_Work to do:_ Copy every line from the records below that holds the word "JSON".

_Listing:_
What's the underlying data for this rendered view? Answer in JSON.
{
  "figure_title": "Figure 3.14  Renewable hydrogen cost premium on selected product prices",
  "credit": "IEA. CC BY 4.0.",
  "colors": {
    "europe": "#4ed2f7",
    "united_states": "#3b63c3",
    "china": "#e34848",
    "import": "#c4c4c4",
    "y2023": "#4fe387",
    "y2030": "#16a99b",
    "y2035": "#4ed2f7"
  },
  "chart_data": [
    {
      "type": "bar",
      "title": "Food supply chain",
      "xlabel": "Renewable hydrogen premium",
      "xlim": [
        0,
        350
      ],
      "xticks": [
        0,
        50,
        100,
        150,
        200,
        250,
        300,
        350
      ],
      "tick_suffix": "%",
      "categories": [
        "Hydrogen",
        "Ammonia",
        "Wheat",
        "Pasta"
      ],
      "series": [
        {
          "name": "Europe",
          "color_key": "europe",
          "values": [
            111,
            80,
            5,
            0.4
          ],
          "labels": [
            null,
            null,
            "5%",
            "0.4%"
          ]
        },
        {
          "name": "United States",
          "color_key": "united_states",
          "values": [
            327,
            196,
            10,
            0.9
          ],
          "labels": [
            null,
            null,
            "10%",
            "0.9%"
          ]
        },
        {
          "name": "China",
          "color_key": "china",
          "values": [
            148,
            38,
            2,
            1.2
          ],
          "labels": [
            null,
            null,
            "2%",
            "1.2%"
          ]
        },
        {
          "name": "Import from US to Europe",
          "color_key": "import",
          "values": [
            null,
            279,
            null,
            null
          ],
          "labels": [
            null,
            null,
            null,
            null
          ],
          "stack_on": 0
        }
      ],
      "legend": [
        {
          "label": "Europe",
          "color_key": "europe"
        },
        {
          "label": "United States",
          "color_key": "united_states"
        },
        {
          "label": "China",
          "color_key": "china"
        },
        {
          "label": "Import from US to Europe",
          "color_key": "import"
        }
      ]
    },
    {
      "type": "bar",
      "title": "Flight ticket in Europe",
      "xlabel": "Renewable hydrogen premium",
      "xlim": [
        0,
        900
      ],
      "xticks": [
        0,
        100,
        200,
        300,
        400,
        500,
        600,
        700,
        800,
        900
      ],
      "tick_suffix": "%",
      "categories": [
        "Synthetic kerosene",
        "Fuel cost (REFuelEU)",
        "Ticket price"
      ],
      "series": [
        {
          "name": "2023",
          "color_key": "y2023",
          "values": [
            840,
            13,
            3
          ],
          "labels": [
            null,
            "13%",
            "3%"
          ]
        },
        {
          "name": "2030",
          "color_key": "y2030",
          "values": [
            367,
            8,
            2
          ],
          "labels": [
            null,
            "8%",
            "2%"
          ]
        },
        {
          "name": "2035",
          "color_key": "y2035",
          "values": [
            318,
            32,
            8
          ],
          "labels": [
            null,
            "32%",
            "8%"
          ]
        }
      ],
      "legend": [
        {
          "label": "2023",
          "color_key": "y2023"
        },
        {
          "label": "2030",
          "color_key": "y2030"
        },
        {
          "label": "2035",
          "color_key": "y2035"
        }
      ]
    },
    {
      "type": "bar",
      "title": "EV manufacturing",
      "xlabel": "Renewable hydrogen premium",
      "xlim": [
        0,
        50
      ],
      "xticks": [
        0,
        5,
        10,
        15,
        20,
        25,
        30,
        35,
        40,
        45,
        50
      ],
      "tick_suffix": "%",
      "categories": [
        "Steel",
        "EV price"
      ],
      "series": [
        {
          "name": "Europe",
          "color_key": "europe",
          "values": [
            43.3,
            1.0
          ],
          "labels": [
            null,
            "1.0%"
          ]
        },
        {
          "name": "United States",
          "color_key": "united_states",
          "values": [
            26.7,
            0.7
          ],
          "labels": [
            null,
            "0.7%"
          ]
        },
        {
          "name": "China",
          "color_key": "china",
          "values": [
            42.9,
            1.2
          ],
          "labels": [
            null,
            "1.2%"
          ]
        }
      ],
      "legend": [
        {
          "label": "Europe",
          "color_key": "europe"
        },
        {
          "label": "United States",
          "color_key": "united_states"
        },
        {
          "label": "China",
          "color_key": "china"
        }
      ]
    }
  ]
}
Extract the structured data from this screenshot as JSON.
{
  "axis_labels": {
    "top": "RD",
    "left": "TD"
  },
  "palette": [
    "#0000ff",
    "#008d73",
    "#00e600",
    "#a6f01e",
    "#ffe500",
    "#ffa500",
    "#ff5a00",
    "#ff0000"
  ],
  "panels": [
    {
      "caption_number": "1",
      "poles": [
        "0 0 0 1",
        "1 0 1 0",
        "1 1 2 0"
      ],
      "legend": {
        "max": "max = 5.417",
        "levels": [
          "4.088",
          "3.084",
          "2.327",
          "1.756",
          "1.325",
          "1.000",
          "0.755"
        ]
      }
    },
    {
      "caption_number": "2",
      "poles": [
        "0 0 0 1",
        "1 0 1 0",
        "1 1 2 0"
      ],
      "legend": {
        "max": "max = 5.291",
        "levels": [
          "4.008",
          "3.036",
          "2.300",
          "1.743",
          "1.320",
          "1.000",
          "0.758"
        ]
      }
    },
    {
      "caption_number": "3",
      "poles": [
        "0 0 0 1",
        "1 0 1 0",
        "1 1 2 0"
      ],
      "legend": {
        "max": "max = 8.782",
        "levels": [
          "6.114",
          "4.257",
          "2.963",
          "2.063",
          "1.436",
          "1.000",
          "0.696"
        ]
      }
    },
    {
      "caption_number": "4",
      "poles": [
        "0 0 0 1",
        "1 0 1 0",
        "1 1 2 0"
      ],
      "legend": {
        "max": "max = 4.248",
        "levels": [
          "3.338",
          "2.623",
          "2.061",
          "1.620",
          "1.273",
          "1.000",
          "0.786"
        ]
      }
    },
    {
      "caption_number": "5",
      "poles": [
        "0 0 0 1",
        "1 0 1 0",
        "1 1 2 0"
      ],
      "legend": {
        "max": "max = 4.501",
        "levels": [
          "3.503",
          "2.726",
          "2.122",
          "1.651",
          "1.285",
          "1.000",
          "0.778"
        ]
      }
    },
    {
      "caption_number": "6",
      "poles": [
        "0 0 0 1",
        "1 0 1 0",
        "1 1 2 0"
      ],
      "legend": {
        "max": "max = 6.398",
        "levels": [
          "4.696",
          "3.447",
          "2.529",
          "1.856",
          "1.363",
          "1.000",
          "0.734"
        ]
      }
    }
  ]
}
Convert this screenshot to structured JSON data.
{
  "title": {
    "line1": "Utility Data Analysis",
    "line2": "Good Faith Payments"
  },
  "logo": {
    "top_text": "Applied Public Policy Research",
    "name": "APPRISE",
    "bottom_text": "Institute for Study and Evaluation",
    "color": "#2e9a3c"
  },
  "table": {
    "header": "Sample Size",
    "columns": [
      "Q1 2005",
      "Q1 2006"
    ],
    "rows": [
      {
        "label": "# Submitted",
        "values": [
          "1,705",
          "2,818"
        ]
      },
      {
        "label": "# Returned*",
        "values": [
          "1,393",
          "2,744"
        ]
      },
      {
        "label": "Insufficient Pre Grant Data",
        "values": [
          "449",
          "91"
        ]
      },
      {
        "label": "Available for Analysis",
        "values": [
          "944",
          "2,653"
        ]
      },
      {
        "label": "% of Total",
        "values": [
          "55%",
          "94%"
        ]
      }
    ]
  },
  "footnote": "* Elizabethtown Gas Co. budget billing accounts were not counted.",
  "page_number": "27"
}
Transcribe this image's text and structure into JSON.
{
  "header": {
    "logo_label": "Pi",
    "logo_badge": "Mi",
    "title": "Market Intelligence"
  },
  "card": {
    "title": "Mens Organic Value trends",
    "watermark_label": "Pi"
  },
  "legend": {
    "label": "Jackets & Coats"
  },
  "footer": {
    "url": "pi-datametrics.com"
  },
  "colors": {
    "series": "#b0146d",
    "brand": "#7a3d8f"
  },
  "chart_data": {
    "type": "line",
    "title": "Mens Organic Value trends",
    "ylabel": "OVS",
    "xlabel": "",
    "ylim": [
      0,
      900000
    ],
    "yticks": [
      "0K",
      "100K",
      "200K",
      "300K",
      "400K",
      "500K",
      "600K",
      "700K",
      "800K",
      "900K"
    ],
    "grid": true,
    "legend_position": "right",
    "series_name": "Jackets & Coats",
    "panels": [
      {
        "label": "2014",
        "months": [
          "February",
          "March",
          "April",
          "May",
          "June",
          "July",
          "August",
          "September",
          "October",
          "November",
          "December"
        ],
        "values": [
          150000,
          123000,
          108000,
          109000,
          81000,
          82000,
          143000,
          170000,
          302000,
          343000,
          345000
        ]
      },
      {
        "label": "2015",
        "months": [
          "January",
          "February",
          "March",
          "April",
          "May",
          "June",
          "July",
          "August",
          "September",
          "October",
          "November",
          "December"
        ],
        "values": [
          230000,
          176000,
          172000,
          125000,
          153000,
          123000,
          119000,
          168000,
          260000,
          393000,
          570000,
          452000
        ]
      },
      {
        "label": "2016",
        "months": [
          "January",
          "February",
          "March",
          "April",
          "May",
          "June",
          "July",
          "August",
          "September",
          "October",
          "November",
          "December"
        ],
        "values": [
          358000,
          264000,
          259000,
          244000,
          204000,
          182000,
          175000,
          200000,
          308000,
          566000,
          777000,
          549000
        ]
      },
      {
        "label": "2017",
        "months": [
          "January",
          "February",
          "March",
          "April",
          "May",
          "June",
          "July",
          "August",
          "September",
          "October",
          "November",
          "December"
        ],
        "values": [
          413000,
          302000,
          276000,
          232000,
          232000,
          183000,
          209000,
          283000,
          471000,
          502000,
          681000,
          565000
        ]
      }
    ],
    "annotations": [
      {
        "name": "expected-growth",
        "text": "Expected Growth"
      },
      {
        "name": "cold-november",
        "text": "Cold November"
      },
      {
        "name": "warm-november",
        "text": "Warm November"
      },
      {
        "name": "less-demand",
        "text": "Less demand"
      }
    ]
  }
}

_Answer:_
What's the underlying data for this rendered view? Answer in JSON.
Extract the structured data from this screenshot as JSON.
Convert this screenshot to structured JSON data.
Transcribe this image's text and structure into JSON.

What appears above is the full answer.